Stated problem — Bring together all lines of the material below that contain the string "siempre".

Stored entries —

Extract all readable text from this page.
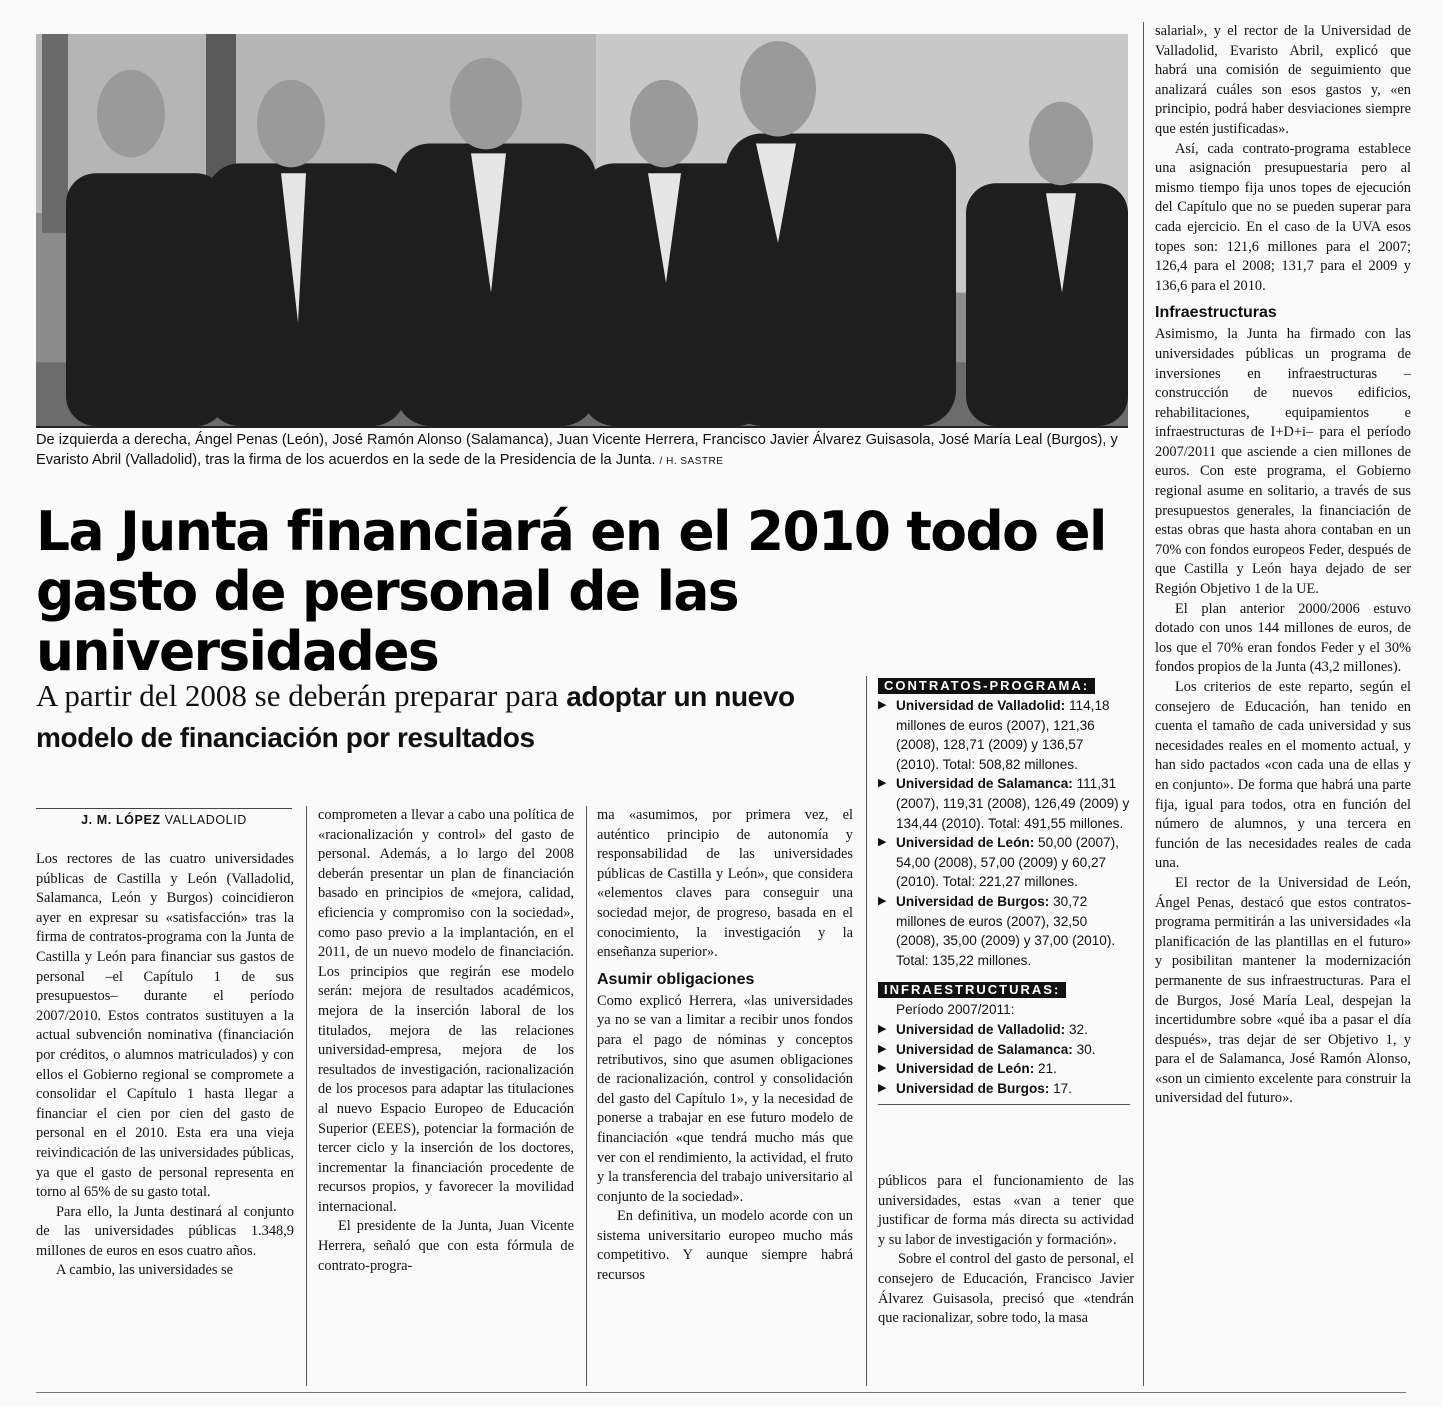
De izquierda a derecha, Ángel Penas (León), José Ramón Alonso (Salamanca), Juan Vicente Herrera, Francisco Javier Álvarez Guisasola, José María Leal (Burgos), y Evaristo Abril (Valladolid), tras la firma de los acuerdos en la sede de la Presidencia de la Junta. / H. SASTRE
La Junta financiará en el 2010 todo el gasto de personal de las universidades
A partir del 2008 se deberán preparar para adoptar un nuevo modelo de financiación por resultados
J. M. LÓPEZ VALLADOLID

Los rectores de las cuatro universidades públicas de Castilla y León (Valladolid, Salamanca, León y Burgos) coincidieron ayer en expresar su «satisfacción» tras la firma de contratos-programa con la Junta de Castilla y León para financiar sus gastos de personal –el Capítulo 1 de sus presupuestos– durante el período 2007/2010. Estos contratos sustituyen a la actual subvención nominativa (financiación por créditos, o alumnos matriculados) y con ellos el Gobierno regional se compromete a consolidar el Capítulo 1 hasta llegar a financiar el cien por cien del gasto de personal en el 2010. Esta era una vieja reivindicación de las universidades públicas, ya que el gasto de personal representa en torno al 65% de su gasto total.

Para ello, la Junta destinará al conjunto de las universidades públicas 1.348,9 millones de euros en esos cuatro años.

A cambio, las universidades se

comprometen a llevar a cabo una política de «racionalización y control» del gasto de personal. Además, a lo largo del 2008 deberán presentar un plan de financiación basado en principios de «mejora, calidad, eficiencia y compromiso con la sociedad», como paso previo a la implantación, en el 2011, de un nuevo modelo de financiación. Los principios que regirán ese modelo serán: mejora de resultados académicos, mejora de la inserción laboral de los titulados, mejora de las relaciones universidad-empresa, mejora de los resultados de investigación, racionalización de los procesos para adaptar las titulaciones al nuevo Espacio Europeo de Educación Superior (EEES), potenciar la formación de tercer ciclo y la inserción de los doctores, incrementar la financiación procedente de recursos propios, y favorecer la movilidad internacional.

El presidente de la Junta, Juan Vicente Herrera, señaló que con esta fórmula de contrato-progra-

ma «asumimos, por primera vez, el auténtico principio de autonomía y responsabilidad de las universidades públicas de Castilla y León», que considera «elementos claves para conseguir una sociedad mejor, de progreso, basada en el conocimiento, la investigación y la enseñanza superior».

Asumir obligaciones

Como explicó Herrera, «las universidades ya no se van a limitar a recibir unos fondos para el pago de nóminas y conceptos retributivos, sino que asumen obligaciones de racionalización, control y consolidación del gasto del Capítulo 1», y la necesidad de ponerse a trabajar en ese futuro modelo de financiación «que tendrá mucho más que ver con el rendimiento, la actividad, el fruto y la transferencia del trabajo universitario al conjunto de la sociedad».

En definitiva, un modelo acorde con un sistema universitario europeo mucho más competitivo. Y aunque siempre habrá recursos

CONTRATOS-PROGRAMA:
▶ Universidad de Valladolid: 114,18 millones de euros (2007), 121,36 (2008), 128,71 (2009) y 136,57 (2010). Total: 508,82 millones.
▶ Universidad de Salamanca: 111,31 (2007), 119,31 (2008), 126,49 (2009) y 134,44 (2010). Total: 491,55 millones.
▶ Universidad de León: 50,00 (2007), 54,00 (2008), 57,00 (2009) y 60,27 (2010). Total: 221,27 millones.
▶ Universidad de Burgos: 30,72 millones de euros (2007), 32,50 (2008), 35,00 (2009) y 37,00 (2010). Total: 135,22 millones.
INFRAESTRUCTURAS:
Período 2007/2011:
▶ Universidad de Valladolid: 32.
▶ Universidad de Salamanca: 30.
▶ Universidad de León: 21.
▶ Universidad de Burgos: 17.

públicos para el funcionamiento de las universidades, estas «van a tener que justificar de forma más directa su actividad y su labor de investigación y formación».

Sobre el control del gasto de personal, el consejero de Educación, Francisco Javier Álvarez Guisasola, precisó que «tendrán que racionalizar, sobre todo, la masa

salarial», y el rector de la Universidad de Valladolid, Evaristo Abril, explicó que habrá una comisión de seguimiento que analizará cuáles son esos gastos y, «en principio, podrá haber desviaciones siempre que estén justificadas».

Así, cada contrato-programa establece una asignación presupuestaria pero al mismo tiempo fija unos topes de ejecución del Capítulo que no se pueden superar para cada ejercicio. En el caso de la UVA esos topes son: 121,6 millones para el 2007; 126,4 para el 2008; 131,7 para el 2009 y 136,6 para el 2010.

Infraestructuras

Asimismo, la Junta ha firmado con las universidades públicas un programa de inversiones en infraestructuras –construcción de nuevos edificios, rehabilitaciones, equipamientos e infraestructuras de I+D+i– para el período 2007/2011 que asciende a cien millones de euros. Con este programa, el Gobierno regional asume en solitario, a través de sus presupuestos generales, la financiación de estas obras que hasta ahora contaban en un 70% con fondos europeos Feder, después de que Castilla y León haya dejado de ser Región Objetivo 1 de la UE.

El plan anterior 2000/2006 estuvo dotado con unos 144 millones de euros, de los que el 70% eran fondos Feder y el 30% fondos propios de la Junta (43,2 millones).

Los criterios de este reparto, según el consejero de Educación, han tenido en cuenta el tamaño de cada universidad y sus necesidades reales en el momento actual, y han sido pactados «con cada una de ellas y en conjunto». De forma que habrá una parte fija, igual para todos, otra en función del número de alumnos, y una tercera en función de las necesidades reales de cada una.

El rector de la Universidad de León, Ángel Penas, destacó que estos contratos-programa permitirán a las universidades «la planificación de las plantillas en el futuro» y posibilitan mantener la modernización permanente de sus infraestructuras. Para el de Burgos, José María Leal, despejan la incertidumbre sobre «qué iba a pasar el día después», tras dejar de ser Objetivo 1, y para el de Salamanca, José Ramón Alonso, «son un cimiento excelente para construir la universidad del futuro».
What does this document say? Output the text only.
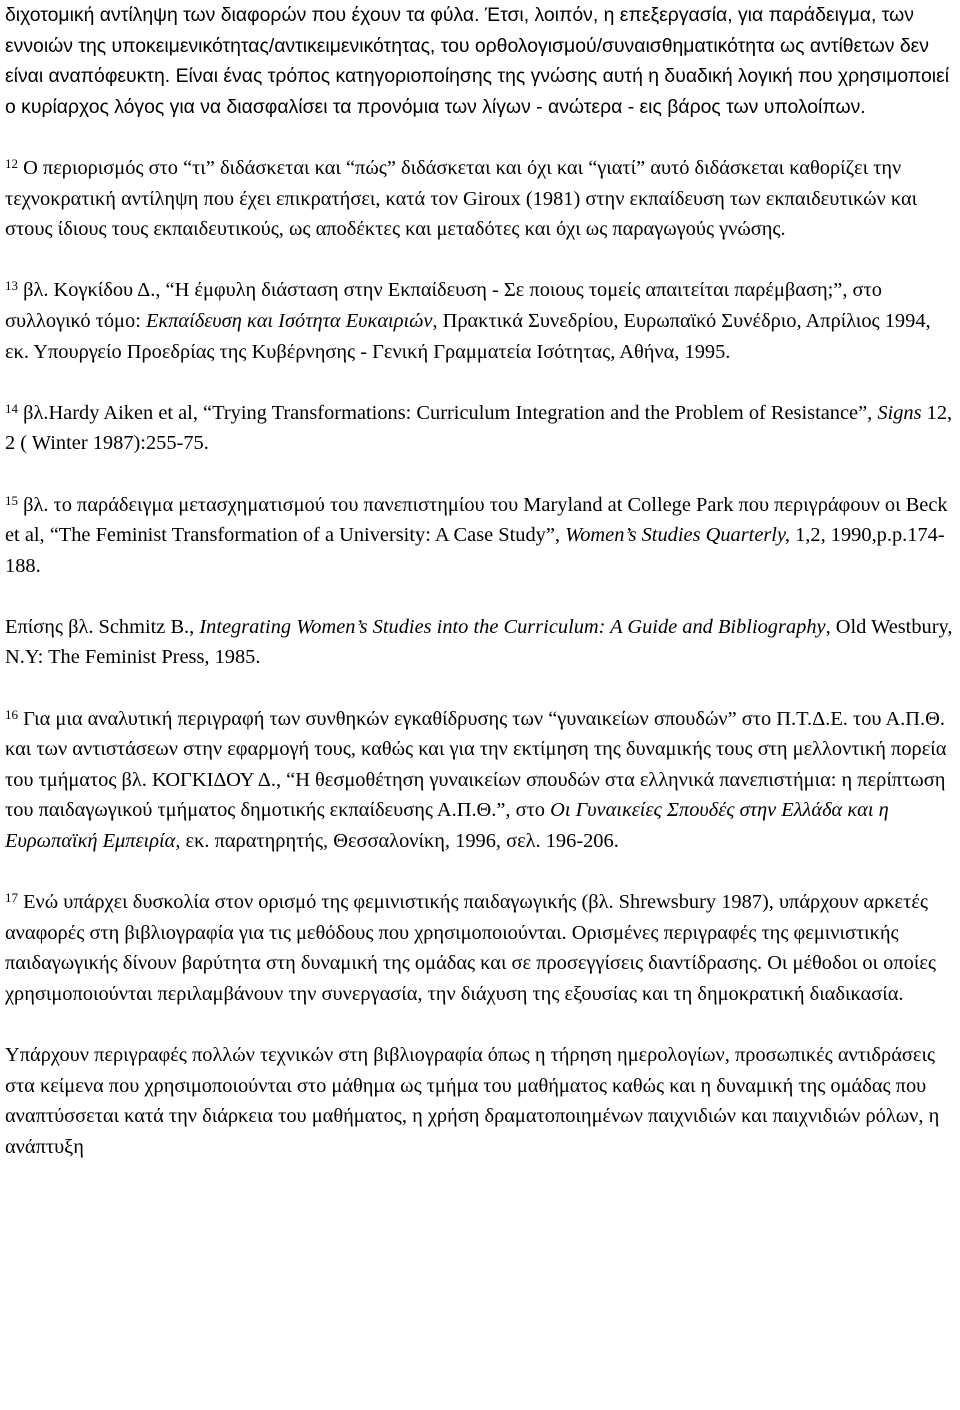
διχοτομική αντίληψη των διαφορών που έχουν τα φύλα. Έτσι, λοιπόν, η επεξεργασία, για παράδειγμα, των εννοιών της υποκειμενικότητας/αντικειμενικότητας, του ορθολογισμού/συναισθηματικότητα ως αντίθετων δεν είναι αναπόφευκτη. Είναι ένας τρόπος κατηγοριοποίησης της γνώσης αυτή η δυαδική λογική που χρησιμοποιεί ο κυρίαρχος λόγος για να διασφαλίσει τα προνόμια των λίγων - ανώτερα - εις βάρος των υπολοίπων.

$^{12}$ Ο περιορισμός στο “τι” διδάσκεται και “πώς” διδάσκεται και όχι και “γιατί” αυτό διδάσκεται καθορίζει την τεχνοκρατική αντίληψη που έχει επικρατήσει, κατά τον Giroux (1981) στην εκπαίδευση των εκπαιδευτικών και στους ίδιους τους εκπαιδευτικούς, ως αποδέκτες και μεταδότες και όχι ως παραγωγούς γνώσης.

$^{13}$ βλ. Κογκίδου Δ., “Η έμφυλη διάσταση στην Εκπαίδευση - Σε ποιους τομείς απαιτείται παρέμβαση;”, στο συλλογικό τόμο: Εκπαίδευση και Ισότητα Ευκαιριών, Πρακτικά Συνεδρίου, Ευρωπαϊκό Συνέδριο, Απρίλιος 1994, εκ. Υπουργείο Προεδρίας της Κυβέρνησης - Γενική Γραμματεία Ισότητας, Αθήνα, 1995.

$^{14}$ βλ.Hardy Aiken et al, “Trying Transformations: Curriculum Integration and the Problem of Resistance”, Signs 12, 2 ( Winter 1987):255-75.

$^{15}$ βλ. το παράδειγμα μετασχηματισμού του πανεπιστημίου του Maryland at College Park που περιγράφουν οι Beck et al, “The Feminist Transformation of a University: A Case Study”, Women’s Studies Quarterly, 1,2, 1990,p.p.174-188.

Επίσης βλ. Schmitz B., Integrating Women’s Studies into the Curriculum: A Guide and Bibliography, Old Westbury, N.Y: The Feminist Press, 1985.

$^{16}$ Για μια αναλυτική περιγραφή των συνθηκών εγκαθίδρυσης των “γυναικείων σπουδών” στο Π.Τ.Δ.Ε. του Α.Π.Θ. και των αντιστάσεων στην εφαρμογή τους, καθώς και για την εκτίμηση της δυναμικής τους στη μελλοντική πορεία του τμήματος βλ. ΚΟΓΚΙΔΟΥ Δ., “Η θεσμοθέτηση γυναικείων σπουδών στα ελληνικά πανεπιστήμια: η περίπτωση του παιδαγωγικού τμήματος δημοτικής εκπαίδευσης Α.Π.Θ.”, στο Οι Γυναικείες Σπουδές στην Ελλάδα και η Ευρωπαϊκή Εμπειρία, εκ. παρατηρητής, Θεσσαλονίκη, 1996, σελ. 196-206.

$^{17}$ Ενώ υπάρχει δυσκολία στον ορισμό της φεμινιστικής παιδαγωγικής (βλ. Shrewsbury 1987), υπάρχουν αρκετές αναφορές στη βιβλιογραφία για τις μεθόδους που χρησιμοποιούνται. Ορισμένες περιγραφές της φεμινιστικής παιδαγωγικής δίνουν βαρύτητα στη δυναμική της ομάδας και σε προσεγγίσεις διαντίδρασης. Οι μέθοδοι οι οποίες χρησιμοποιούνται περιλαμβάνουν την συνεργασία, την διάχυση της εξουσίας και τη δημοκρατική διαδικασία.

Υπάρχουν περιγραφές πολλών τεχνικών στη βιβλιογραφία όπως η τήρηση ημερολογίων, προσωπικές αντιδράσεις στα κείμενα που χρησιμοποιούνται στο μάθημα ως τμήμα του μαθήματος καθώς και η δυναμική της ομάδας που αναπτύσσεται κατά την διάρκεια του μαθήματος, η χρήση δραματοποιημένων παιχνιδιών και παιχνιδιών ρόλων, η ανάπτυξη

Written response —
En definitiva, un modelo acorde con un sistema universitario europeo mucho más competitivo. Y aunque siempre habrá recursos
salarial», y el rector de la Universidad de Valladolid, Evaristo Abril, explicó que habrá una comisión de seguimiento que analizará cuáles son esos gastos y, «en principio, podrá haber desviaciones siempre que estén justificadas».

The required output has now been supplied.